Figure contents as structured data
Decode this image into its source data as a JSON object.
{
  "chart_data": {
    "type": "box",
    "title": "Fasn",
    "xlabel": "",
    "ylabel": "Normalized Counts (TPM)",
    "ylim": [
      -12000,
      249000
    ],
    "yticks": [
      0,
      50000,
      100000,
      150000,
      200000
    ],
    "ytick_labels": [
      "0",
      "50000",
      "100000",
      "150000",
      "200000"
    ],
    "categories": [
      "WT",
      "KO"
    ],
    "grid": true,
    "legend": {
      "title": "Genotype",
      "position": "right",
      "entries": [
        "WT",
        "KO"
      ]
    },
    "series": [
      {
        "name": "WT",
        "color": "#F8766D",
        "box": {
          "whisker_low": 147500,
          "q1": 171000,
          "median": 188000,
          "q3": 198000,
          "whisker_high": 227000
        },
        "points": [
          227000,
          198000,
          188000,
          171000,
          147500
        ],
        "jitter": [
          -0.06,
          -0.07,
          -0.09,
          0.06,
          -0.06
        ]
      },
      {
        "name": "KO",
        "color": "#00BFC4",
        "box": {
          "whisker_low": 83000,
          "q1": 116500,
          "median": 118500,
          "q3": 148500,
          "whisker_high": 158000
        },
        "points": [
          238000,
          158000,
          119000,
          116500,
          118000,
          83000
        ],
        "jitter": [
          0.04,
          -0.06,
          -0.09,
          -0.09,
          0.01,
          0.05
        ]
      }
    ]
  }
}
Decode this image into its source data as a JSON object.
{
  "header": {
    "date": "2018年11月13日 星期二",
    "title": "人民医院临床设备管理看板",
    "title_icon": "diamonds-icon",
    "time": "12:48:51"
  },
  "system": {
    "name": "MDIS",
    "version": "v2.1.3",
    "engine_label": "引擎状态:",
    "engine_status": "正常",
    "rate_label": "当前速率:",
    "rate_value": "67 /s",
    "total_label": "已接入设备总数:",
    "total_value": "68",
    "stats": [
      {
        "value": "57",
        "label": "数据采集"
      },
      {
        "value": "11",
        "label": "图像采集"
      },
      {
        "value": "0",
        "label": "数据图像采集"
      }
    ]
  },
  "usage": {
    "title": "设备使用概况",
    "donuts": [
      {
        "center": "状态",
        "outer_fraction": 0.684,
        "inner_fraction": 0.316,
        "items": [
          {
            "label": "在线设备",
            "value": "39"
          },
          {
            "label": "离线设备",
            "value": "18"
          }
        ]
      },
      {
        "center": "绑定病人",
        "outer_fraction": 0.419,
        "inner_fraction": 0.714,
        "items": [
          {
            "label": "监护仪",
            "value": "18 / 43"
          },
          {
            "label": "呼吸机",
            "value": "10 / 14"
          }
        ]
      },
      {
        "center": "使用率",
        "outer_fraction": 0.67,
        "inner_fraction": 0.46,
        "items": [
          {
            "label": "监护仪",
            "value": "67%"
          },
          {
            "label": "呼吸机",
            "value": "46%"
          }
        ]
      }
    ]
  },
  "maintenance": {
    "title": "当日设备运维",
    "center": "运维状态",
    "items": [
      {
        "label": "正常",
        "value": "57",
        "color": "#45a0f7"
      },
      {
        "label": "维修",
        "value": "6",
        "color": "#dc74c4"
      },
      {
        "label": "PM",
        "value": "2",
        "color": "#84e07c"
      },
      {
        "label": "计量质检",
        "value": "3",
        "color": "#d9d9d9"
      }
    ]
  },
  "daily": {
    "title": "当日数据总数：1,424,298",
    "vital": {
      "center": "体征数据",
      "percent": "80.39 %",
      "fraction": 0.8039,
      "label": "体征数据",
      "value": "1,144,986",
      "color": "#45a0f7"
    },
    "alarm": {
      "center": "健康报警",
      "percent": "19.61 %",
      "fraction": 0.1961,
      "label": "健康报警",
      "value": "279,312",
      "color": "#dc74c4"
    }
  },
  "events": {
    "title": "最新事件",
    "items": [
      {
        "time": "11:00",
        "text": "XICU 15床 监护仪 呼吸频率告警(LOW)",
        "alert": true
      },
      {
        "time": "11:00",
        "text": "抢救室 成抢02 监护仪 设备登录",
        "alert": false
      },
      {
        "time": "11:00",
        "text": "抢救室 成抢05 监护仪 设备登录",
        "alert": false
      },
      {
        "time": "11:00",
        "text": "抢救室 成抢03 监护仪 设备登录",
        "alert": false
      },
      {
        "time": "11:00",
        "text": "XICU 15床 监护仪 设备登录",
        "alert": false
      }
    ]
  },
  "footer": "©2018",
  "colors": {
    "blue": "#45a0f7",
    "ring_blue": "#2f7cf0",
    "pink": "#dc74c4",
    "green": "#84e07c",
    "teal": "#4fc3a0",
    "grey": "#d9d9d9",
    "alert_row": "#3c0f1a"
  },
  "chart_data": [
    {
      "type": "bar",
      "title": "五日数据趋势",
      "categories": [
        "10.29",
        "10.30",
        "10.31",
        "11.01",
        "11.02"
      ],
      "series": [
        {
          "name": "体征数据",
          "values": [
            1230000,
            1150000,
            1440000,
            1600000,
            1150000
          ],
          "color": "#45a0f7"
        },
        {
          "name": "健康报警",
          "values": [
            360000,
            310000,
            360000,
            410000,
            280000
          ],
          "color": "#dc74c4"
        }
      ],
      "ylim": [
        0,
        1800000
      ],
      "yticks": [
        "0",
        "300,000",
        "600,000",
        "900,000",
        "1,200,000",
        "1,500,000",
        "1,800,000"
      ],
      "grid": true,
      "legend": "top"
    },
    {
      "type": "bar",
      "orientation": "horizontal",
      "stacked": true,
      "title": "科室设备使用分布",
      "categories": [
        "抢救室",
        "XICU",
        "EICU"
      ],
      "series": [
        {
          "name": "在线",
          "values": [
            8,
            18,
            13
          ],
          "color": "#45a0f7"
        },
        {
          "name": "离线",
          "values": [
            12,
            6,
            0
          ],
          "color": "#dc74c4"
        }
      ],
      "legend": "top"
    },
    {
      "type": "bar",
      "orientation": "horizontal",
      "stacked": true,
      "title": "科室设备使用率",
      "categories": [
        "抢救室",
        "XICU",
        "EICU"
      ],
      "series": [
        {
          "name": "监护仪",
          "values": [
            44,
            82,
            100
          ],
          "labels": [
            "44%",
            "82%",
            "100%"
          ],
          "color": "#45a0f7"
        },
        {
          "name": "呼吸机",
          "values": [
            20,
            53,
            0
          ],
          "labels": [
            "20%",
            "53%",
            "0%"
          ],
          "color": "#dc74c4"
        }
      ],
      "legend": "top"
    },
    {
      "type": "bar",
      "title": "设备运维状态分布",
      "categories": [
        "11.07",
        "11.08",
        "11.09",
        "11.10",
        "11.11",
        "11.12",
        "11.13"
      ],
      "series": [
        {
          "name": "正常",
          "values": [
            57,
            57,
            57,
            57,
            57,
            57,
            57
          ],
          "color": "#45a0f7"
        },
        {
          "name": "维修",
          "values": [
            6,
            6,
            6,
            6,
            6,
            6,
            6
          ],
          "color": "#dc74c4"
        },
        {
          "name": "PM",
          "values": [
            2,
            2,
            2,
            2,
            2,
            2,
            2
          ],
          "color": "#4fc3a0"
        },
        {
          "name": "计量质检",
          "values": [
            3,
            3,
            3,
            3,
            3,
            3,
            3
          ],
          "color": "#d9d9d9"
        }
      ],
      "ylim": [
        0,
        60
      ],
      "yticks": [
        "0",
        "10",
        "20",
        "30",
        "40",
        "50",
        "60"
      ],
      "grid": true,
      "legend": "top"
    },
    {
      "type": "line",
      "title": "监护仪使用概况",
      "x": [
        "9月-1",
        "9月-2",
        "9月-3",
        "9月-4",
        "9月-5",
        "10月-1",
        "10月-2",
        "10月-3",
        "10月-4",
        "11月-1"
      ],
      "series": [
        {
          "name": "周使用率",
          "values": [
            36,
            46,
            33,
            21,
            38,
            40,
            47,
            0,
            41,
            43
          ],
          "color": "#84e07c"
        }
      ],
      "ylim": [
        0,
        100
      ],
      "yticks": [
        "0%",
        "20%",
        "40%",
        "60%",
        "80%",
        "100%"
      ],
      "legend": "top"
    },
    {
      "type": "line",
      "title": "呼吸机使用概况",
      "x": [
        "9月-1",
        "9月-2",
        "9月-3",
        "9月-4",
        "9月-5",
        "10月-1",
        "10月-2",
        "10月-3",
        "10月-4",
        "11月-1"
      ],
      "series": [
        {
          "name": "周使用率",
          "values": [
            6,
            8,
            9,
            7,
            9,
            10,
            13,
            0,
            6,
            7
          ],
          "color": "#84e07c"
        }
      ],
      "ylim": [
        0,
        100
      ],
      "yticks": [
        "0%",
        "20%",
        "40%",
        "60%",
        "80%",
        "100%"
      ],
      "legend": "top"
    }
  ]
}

What the task asks. Find every line that has "XICU" in it, then return those lines.

Written solution.
        "text": "XICU 15床 监护仪 呼吸频率告警(LOW)",
        "text": "XICU 15床 监护仪 设备登录",
        "XICU",
        "XICU",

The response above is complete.